● **Records that describe figures**:
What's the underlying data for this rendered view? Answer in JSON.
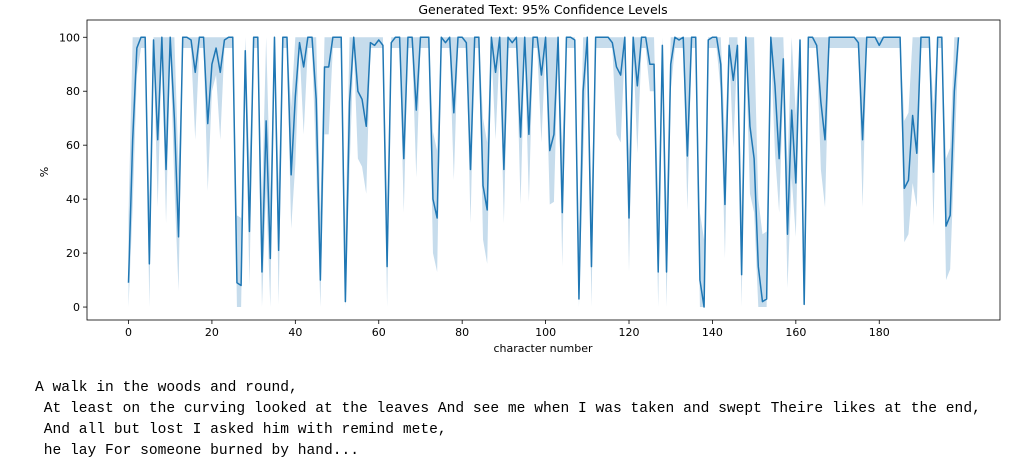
{
  "chart_data": {
    "type": "line",
    "title": "Generated Text: 95% Confidence Levels",
    "xlabel": "character number",
    "ylabel": "%",
    "x": [
      0,
      1,
      2,
      3,
      4,
      5,
      6,
      7,
      8,
      9,
      10,
      11,
      12,
      13,
      14,
      15,
      16,
      17,
      18,
      19,
      20,
      21,
      22,
      23,
      24,
      25,
      26,
      27,
      28,
      29,
      30,
      31,
      32,
      33,
      34,
      35,
      36,
      37,
      38,
      39,
      40,
      41,
      42,
      43,
      44,
      45,
      46,
      47,
      48,
      49,
      50,
      51,
      52,
      53,
      54,
      55,
      56,
      57,
      58,
      59,
      60,
      61,
      62,
      63,
      64,
      65,
      66,
      67,
      68,
      69,
      70,
      71,
      72,
      73,
      74,
      75,
      76,
      77,
      78,
      79,
      80,
      81,
      82,
      83,
      84,
      85,
      86,
      87,
      88,
      89,
      90,
      91,
      92,
      93,
      94,
      95,
      96,
      97,
      98,
      99,
      100,
      101,
      102,
      103,
      104,
      105,
      106,
      107,
      108,
      109,
      110,
      111,
      112,
      113,
      114,
      115,
      116,
      117,
      118,
      119,
      120,
      121,
      122,
      123,
      124,
      125,
      126,
      127,
      128,
      129,
      130,
      131,
      132,
      133,
      134,
      135,
      136,
      137,
      138,
      139,
      140,
      141,
      142,
      143,
      144,
      145,
      146,
      147,
      148,
      149,
      150,
      151,
      152,
      153,
      154,
      155,
      156,
      157,
      158,
      159,
      160,
      161,
      162,
      163,
      164,
      165,
      166,
      167,
      168,
      169,
      170,
      171,
      172,
      173,
      174,
      175,
      176,
      177,
      178,
      179,
      180,
      181,
      182,
      183,
      184,
      185,
      186,
      187,
      188,
      189,
      190,
      191,
      192,
      193,
      194,
      195,
      196,
      197,
      198,
      199
    ],
    "series": [
      {
        "color": "#1f77b4",
        "band_color": "#c6dcec",
        "values": [
          9,
          62,
          96,
          100,
          100,
          16,
          99,
          62,
          100,
          51,
          100,
          70,
          26,
          100,
          100,
          99,
          87,
          100,
          100,
          68,
          90,
          96,
          87,
          99,
          100,
          100,
          9,
          8,
          95,
          28,
          100,
          100,
          13,
          69,
          18,
          100,
          21,
          100,
          100,
          49,
          78,
          98,
          89,
          100,
          100,
          77,
          10,
          89,
          89,
          100,
          100,
          100,
          2,
          76,
          100,
          80,
          77,
          67,
          98,
          97,
          99,
          97,
          15,
          98,
          100,
          100,
          55,
          100,
          100,
          73,
          100,
          100,
          100,
          40,
          33,
          100,
          98,
          100,
          72,
          100,
          100,
          98,
          51,
          100,
          100,
          45,
          36,
          100,
          87,
          100,
          51,
          100,
          98,
          100,
          63,
          100,
          64,
          100,
          100,
          86,
          100,
          58,
          64,
          100,
          35,
          100,
          100,
          99,
          3,
          80,
          100,
          15,
          100,
          100,
          100,
          100,
          98,
          89,
          86,
          100,
          33,
          100,
          82,
          100,
          100,
          90,
          90,
          13,
          97,
          13,
          90,
          100,
          99,
          100,
          56,
          100,
          100,
          10,
          0,
          99,
          100,
          100,
          90,
          38,
          97,
          84,
          97,
          12,
          100,
          67,
          55,
          15,
          2,
          3,
          100,
          82,
          55,
          92,
          27,
          73,
          46,
          99,
          1,
          100,
          100,
          97,
          76,
          62,
          100,
          100,
          100,
          100,
          100,
          100,
          100,
          98,
          62,
          100,
          100,
          100,
          97,
          100,
          100,
          100,
          100,
          100,
          44,
          47,
          71,
          57,
          100,
          100,
          100,
          50,
          100,
          100,
          30,
          34,
          80,
          100
        ],
        "ci_lower": [
          0,
          37,
          86,
          96,
          96,
          0,
          96,
          37,
          96,
          31,
          96,
          45,
          6,
          96,
          96,
          96,
          62,
          96,
          96,
          43,
          80,
          86,
          62,
          96,
          96,
          96,
          0,
          0,
          85,
          8,
          96,
          96,
          0,
          44,
          0,
          96,
          1,
          96,
          96,
          29,
          53,
          96,
          64,
          96,
          96,
          52,
          0,
          64,
          64,
          96,
          96,
          96,
          0,
          51,
          96,
          55,
          52,
          42,
          96,
          96,
          96,
          96,
          0,
          96,
          96,
          96,
          35,
          96,
          96,
          48,
          96,
          96,
          96,
          20,
          13,
          96,
          96,
          96,
          47,
          96,
          96,
          96,
          31,
          96,
          96,
          25,
          16,
          96,
          62,
          96,
          31,
          96,
          96,
          96,
          38,
          96,
          39,
          96,
          96,
          61,
          96,
          38,
          39,
          96,
          15,
          96,
          96,
          96,
          0,
          55,
          96,
          0,
          96,
          96,
          96,
          96,
          96,
          64,
          61,
          96,
          13,
          96,
          57,
          96,
          96,
          80,
          80,
          0,
          96,
          0,
          80,
          96,
          96,
          96,
          36,
          96,
          96,
          0,
          0,
          96,
          96,
          96,
          80,
          18,
          96,
          59,
          96,
          0,
          96,
          42,
          35,
          0,
          0,
          0,
          96,
          57,
          35,
          82,
          7,
          48,
          26,
          96,
          0,
          96,
          96,
          96,
          51,
          37,
          96,
          96,
          96,
          96,
          96,
          96,
          96,
          96,
          37,
          96,
          96,
          96,
          96,
          96,
          96,
          96,
          96,
          96,
          24,
          27,
          46,
          37,
          96,
          96,
          96,
          30,
          96,
          96,
          10,
          14,
          55,
          96
        ],
        "ci_upper": [
          34,
          100,
          100,
          100,
          100,
          41,
          100,
          100,
          100,
          100,
          100,
          100,
          51,
          100,
          100,
          100,
          100,
          100,
          100,
          100,
          100,
          100,
          100,
          100,
          100,
          100,
          34,
          33,
          100,
          53,
          100,
          100,
          38,
          100,
          43,
          100,
          46,
          100,
          100,
          74,
          100,
          100,
          100,
          100,
          100,
          100,
          35,
          100,
          100,
          100,
          100,
          100,
          27,
          100,
          100,
          100,
          100,
          100,
          100,
          100,
          100,
          100,
          40,
          100,
          100,
          100,
          100,
          100,
          100,
          100,
          100,
          100,
          100,
          65,
          58,
          100,
          100,
          100,
          100,
          100,
          100,
          100,
          100,
          100,
          100,
          70,
          61,
          100,
          100,
          100,
          100,
          100,
          100,
          100,
          100,
          100,
          100,
          100,
          100,
          100,
          100,
          100,
          100,
          100,
          60,
          100,
          100,
          100,
          28,
          100,
          100,
          40,
          100,
          100,
          100,
          100,
          100,
          100,
          100,
          100,
          58,
          100,
          100,
          100,
          100,
          100,
          100,
          38,
          100,
          38,
          100,
          100,
          100,
          100,
          100,
          100,
          100,
          35,
          25,
          100,
          100,
          100,
          100,
          63,
          100,
          100,
          100,
          37,
          100,
          100,
          100,
          40,
          27,
          28,
          100,
          100,
          100,
          100,
          52,
          100,
          71,
          100,
          26,
          100,
          100,
          100,
          100,
          100,
          100,
          100,
          100,
          100,
          100,
          100,
          100,
          100,
          100,
          100,
          100,
          100,
          100,
          100,
          100,
          100,
          100,
          100,
          69,
          72,
          100,
          100,
          100,
          100,
          100,
          75,
          100,
          100,
          55,
          59,
          100,
          100
        ]
      }
    ],
    "xlim": [
      -9.95,
      208.95
    ],
    "xticks": [
      0,
      20,
      40,
      60,
      80,
      100,
      120,
      140,
      160,
      180
    ],
    "ylim": [
      -4.8,
      106.4
    ],
    "yticks": [
      0,
      20,
      40,
      60,
      80,
      100
    ]
  },
  "text": {
    "lines": [
      "A walk in the woods and round,",
      " At least on the curving looked at the leaves And see me when I was taken and swept Theire likes at the end,",
      " And all but lost I asked him with remind mete,",
      " he lay For someone burned by hand..."
    ]
  }
}
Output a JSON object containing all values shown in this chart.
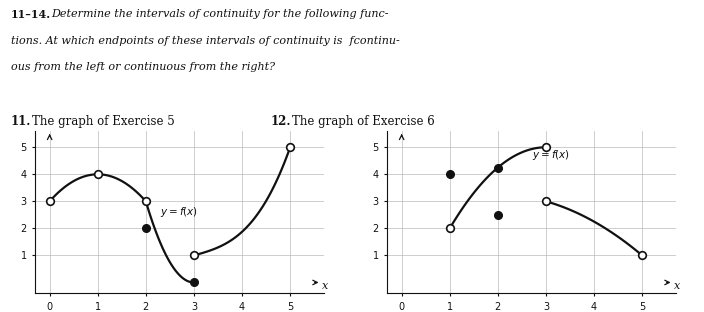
{
  "fig_bg": "#ffffff",
  "curve_color": "#111111",
  "open_dot_fc": "#ffffff",
  "open_dot_ec": "#111111",
  "filled_dot_c": "#111111",
  "dot_ms": 5.5,
  "dot_mew": 1.2,
  "grid_color": "#bbbbbb",
  "axis_color": "#111111",
  "text_color": "#111111",
  "header_lines": [
    "11–14.  Determine the intervals of continuity for the following func-",
    "tions. At which endpoints of these intervals of continuity is  fcontinu-",
    "ous from the left or continuous from the right?"
  ],
  "label11": "11.  The graph of Exercise 5",
  "label12": "12.  The graph of Exercise 6",
  "lw": 1.6
}
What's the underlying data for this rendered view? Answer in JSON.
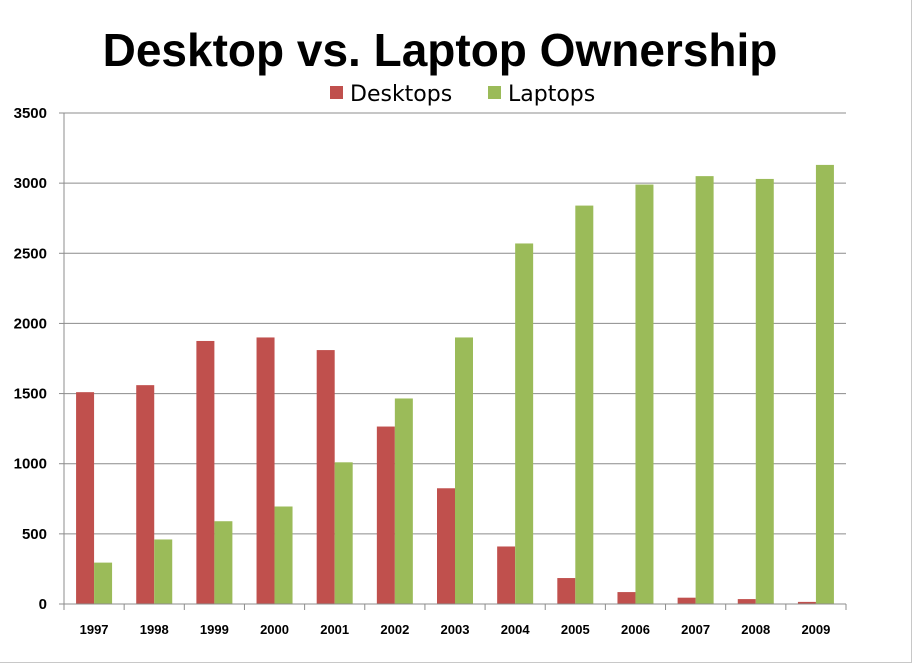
{
  "chart_data": {
    "type": "bar",
    "title": "Desktop vs. Laptop Ownership",
    "xlabel": "",
    "ylabel": "",
    "categories": [
      "1997",
      "1998",
      "1999",
      "2000",
      "2001",
      "2002",
      "2003",
      "2004",
      "2005",
      "2006",
      "2007",
      "2008",
      "2009"
    ],
    "series": [
      {
        "name": "Desktops",
        "color": "#c0504d",
        "values": [
          1510,
          1560,
          1875,
          1900,
          1810,
          1265,
          825,
          410,
          185,
          85,
          45,
          35,
          15
        ]
      },
      {
        "name": "Laptops",
        "color": "#9bbb59",
        "values": [
          295,
          460,
          590,
          695,
          1010,
          1465,
          1900,
          2570,
          2840,
          2990,
          3050,
          3030,
          3130
        ]
      }
    ],
    "ylim": [
      0,
      3500
    ],
    "yticks": [
      "0",
      "500",
      "1000",
      "1500",
      "2000",
      "2500",
      "3000",
      "3500"
    ],
    "grid": true,
    "legend_position": "top-center"
  }
}
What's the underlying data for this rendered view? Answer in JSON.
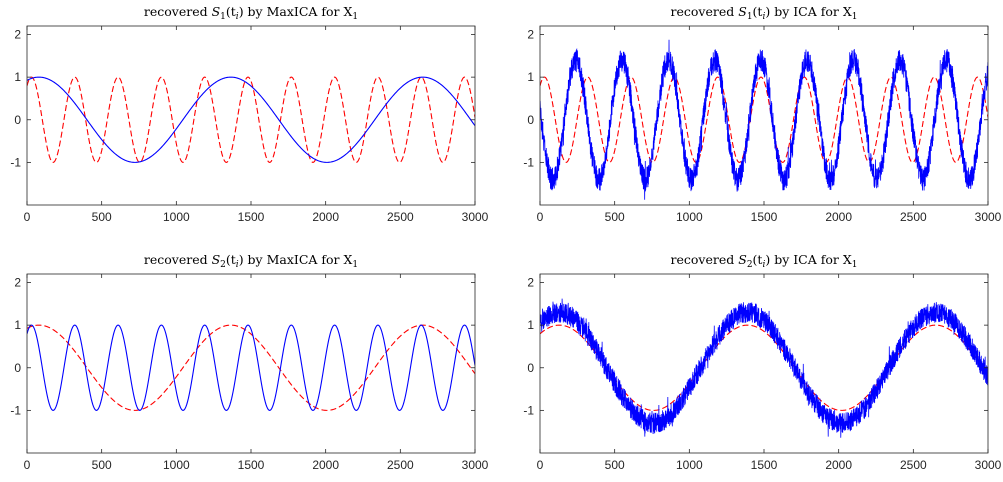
{
  "chart_data": [
    {
      "type": "line",
      "title_parts": {
        "pre": "recovered ",
        "sym": "S",
        "sub": "1",
        "arg_open": "(t",
        "arg_sub": "i",
        "arg_close": ")",
        "mid": " by MaxICA for X",
        "x_sub": "1"
      },
      "xlim": [
        0,
        3000
      ],
      "ylim": [
        -2,
        2.2
      ],
      "xticks": [
        "0",
        "500",
        "1000",
        "1500",
        "2000",
        "2500",
        "3000"
      ],
      "yticks": [
        "2",
        "1",
        "0",
        "-1"
      ],
      "series": [
        {
          "style": "dashed",
          "color": "#ff0000",
          "amplitude": 1,
          "period": 290,
          "phase_peak_x": 30,
          "noise": 0
        },
        {
          "style": "solid",
          "color": "#0000ff",
          "amplitude": 1,
          "period": 1285,
          "phase_peak_x": 80,
          "noise": 0
        }
      ]
    },
    {
      "type": "line",
      "title_parts": {
        "pre": "recovered ",
        "sym": "S",
        "sub": "1",
        "arg_open": "(t",
        "arg_sub": "i",
        "arg_close": ")",
        "mid": " by ICA for X",
        "x_sub": "1"
      },
      "xlim": [
        0,
        3000
      ],
      "ylim": [
        -2,
        2.2
      ],
      "xticks": [
        "0",
        "500",
        "1000",
        "1500",
        "2000",
        "2500",
        "3000"
      ],
      "yticks": [
        "2",
        "1",
        "0",
        "-1"
      ],
      "series": [
        {
          "style": "dashed",
          "color": "#ff0000",
          "amplitude": 1,
          "period": 290,
          "phase_peak_x": 30,
          "noise": 0
        },
        {
          "style": "solid",
          "color": "#0000ff",
          "amplitude": 1.4,
          "period": 310,
          "phase_peak_x": 240,
          "noise": 0.28
        }
      ]
    },
    {
      "type": "line",
      "title_parts": {
        "pre": "recovered ",
        "sym": "S",
        "sub": "2",
        "arg_open": "(t",
        "arg_sub": "i",
        "arg_close": ")",
        "mid": " by MaxICA for X",
        "x_sub": "1"
      },
      "xlim": [
        0,
        3000
      ],
      "ylim": [
        -2,
        2.2
      ],
      "xticks": [
        "0",
        "500",
        "1000",
        "1500",
        "2000",
        "2500",
        "3000"
      ],
      "yticks": [
        "2",
        "1",
        "0",
        "-1"
      ],
      "series": [
        {
          "style": "dashed",
          "color": "#ff0000",
          "amplitude": 1,
          "period": 1285,
          "phase_peak_x": 80,
          "noise": 0
        },
        {
          "style": "solid",
          "color": "#0000ff",
          "amplitude": 1,
          "period": 290,
          "phase_peak_x": 30,
          "noise": 0
        }
      ]
    },
    {
      "type": "line",
      "title_parts": {
        "pre": "recovered ",
        "sym": "S",
        "sub": "2",
        "arg_open": "(t",
        "arg_sub": "i",
        "arg_close": ")",
        "mid": " by ICA for X",
        "x_sub": "1"
      },
      "xlim": [
        0,
        3000
      ],
      "ylim": [
        -2,
        2.2
      ],
      "xticks": [
        "0",
        "500",
        "1000",
        "1500",
        "2000",
        "2500",
        "3000"
      ],
      "yticks": [
        "2",
        "1",
        "0",
        "-1"
      ],
      "series": [
        {
          "style": "dashed",
          "color": "#ff0000",
          "amplitude": 1,
          "period": 1260,
          "phase_peak_x": 130,
          "noise": 0
        },
        {
          "style": "solid",
          "color": "#0000ff",
          "amplitude": 1.3,
          "period": 1260,
          "phase_peak_x": 130,
          "noise": 0.25
        }
      ]
    }
  ]
}
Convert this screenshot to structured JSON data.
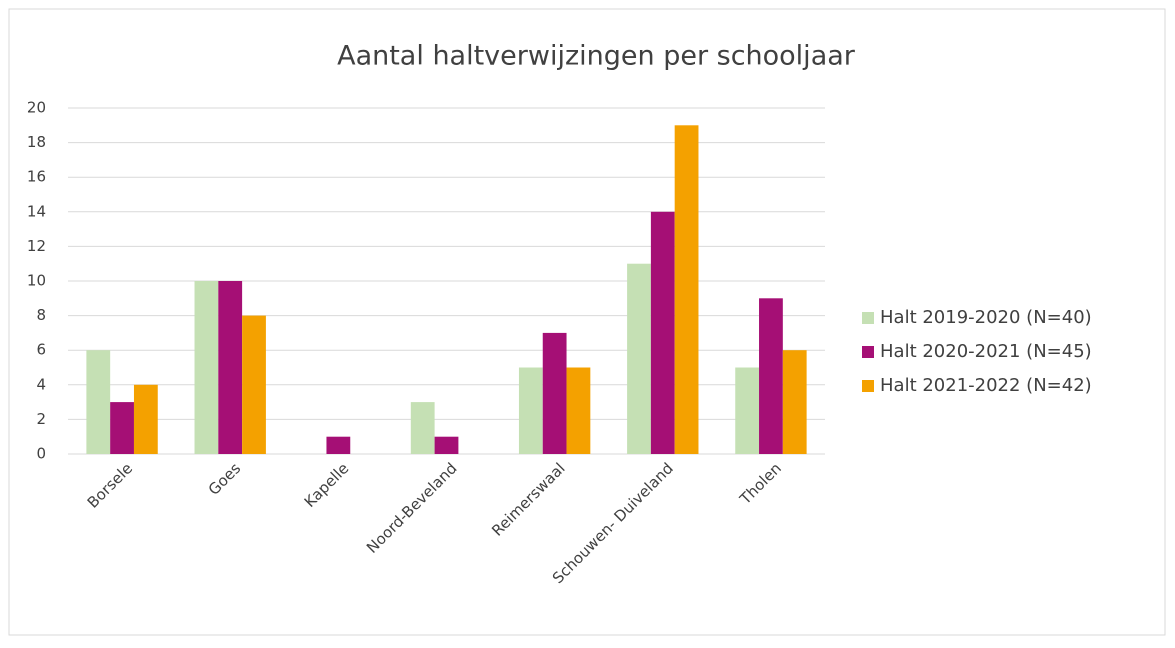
{
  "chart_data": {
    "type": "bar",
    "title": "Aantal haltverwijzingen per schooljaar",
    "categories": [
      "Borsele",
      "Goes",
      "Kapelle",
      "Noord-Beveland",
      "Reimerswaal",
      "Schouwen- Duiveland",
      "Tholen"
    ],
    "series": [
      {
        "name": "Halt 2019-2020 (N=40)",
        "color": "#c5e0b4",
        "values": [
          6,
          10,
          0,
          3,
          5,
          11,
          5
        ]
      },
      {
        "name": "Halt 2020-2021 (N=45)",
        "color": "#a50f75",
        "values": [
          3,
          10,
          1,
          1,
          7,
          14,
          9
        ]
      },
      {
        "name": "Halt 2021-2022 (N=42)",
        "color": "#f4a100",
        "values": [
          4,
          8,
          0,
          0,
          5,
          19,
          6
        ]
      }
    ],
    "ylim": [
      0,
      20
    ],
    "yticks": [
      0,
      2,
      4,
      6,
      8,
      10,
      12,
      14,
      16,
      18,
      20
    ],
    "grid": true,
    "legend": "right"
  }
}
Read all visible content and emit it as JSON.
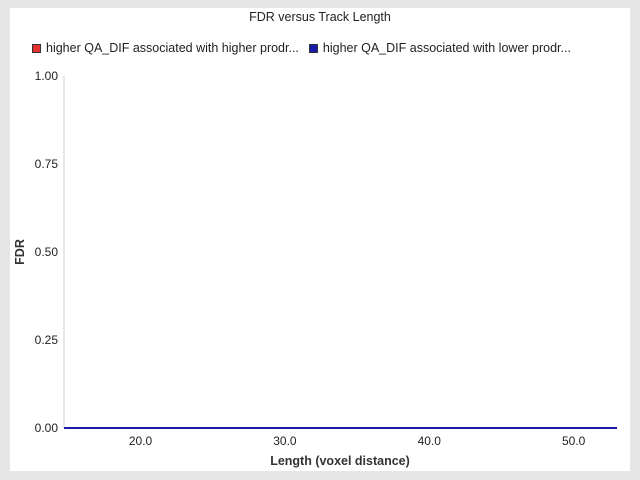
{
  "chart_data": {
    "type": "line",
    "title": "FDR versus Track Length",
    "xlabel": "Length (voxel distance)",
    "ylabel": "FDR",
    "xlim": [
      14.7,
      53.0
    ],
    "ylim": [
      0,
      1
    ],
    "xticks": [
      "20.0",
      "30.0",
      "40.0",
      "50.0"
    ],
    "yticks": [
      "0.00",
      "0.25",
      "0.50",
      "0.75",
      "1.00"
    ],
    "legend_position": "top",
    "grid": false,
    "series": [
      {
        "name": "higher QA_DIF associated with higher prodr...",
        "color": "#e53030",
        "x": [
          14.7,
          53.0
        ],
        "y": [
          0,
          0
        ]
      },
      {
        "name": "higher QA_DIF associated with lower prodr...",
        "color": "#1a1aa8",
        "x": [
          14.7,
          53.0
        ],
        "y": [
          0,
          0
        ]
      }
    ]
  }
}
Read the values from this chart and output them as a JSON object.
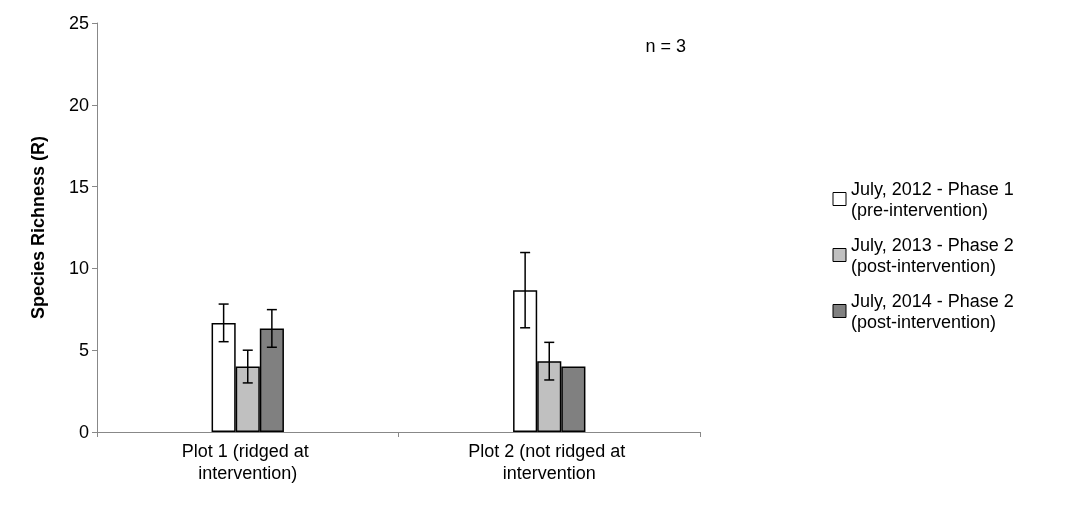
{
  "chart_data": {
    "type": "bar",
    "ylabel": "Species Richness (R)",
    "categories": [
      "Plot 1 (ridged at intervention)",
      "Plot 2 (not ridged at intervention"
    ],
    "series": [
      {
        "name": "July, 2012 - Phase 1 (pre-intervention)",
        "color": "#ffffff",
        "values": [
          6.67,
          8.67
        ],
        "errors": [
          1.15,
          2.3
        ]
      },
      {
        "name": "July, 2013 - Phase 2 (post-intervention)",
        "color": "#c0c0c0",
        "values": [
          4.0,
          4.33
        ],
        "errors": [
          1.0,
          1.15
        ]
      },
      {
        "name": "July, 2014 - Phase 2 (post-intervention)",
        "color": "#808080",
        "values": [
          6.33,
          4.0
        ],
        "errors": [
          1.15,
          0
        ]
      }
    ],
    "ylim": [
      0,
      25
    ],
    "yticks": [
      0,
      5,
      10,
      15,
      20,
      25
    ],
    "annotations": [
      "n = 3"
    ],
    "grid": false,
    "legend": "right"
  }
}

● **Exercise**:
Scan the records for the string "intervention". Copy each line in which it appears.

● **Expected answer**:
      "Plot 1 (ridged at intervention)",
      "Plot 2 (not ridged at intervention"
        "name": "July, 2012 - Phase 1 (pre-intervention)",
        "name": "July, 2013 - Phase 2 (post-intervention)",
        "name": "July, 2014 - Phase 2 (post-intervention)",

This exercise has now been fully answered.